— Stored data —
╔══

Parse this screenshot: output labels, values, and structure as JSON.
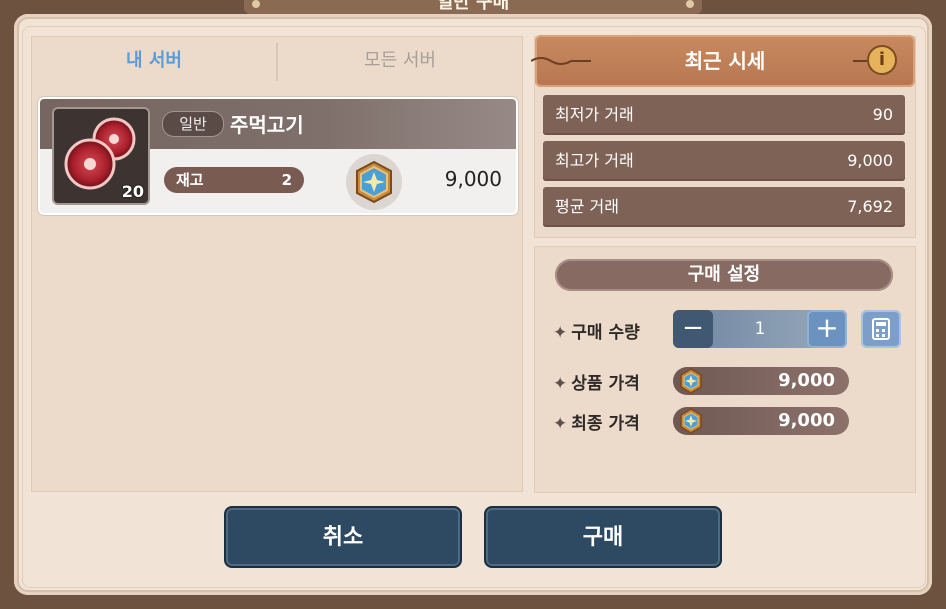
{
  "window": {
    "title": "일반 구매"
  },
  "tabs": {
    "my_server": "내 서버",
    "all_servers": "모든 서버"
  },
  "item": {
    "grade": "일반",
    "name": "주먹고기",
    "quantity_badge": "20",
    "stock_label": "재고",
    "stock_value": "2",
    "price": "9,000",
    "icon": "meat-icon",
    "currency_icon": "gem-coin-icon"
  },
  "market": {
    "title": "최근 시세",
    "rows": [
      {
        "label": "최저가 거래",
        "value": "90"
      },
      {
        "label": "최고가 거래",
        "value": "9,000"
      },
      {
        "label": "평균 거래",
        "value": "7,692"
      }
    ]
  },
  "purchase": {
    "title": "구매 설정",
    "qty_label": "구매 수량",
    "qty_value": "1",
    "item_price_label": "상품 가격",
    "item_price": "9,000",
    "final_price_label": "최종 가격",
    "final_price": "9,000"
  },
  "buttons": {
    "cancel": "취소",
    "buy": "구매"
  },
  "colors": {
    "active_tab": "#5a9bd8",
    "button_bg": "#2e4a62",
    "header_brown": "#b77651"
  }
}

╚══

— Requirement —
Each line of the data should be quoted exactly, with pictures left out.

— Complete answer —
Parse this screenshot: output labels, values, and structure as JSON.
{
  "window": {
    "title": "일반 구매"
  },
  "tabs": {
    "my_server": "내 서버",
    "all_servers": "모든 서버"
  },
  "item": {
    "grade": "일반",
    "name": "주먹고기",
    "quantity_badge": "20",
    "stock_label": "재고",
    "stock_value": "2",
    "price": "9,000",
    "icon": "meat-icon",
    "currency_icon": "gem-coin-icon"
  },
  "market": {
    "title": "최근 시세",
    "rows": [
      {
        "label": "최저가 거래",
        "value": "90"
      },
      {
        "label": "최고가 거래",
        "value": "9,000"
      },
      {
        "label": "평균 거래",
        "value": "7,692"
      }
    ]
  },
  "purchase": {
    "title": "구매 설정",
    "qty_label": "구매 수량",
    "qty_value": "1",
    "item_price_label": "상품 가격",
    "item_price": "9,000",
    "final_price_label": "최종 가격",
    "final_price": "9,000"
  },
  "buttons": {
    "cancel": "취소",
    "buy": "구매"
  },
  "colors": {
    "active_tab": "#5a9bd8",
    "button_bg": "#2e4a62",
    "header_brown": "#b77651"
  }
}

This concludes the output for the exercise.